● Problem to work on
Present the data once more in exactly its original form.

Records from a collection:
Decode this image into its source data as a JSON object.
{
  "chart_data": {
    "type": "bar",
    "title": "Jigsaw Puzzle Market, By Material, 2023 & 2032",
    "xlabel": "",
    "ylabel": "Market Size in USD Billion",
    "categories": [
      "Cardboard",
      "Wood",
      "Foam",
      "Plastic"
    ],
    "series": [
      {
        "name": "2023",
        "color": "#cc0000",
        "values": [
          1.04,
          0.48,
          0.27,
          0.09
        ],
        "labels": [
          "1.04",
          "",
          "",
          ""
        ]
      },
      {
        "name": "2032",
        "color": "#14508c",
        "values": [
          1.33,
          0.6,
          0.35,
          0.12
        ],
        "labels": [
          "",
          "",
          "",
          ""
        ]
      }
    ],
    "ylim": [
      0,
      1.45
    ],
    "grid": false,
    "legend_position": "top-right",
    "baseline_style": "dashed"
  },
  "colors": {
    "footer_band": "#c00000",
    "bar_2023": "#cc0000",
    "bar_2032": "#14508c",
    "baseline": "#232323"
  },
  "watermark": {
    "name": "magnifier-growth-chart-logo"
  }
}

● Task result
Decode this image into its source data as a JSON object.
{
  "chart_data": {
    "type": "bar",
    "title": "Jigsaw Puzzle Market, By Material, 2023 & 2032",
    "xlabel": "",
    "ylabel": "Market Size in USD Billion",
    "categories": [
      "Cardboard",
      "Wood",
      "Foam",
      "Plastic"
    ],
    "series": [
      {
        "name": "2023",
        "color": "#cc0000",
        "values": [
          1.04,
          0.48,
          0.27,
          0.09
        ],
        "labels": [
          "1.04",
          "",
          "",
          ""
        ]
      },
      {
        "name": "2032",
        "color": "#14508c",
        "values": [
          1.33,
          0.6,
          0.35,
          0.12
        ],
        "labels": [
          "",
          "",
          "",
          ""
        ]
      }
    ],
    "ylim": [
      0,
      1.45
    ],
    "grid": false,
    "legend_position": "top-right",
    "baseline_style": "dashed"
  },
  "colors": {
    "footer_band": "#c00000",
    "bar_2023": "#cc0000",
    "bar_2032": "#14508c",
    "baseline": "#232323"
  },
  "watermark": {
    "name": "magnifier-growth-chart-logo"
  }
}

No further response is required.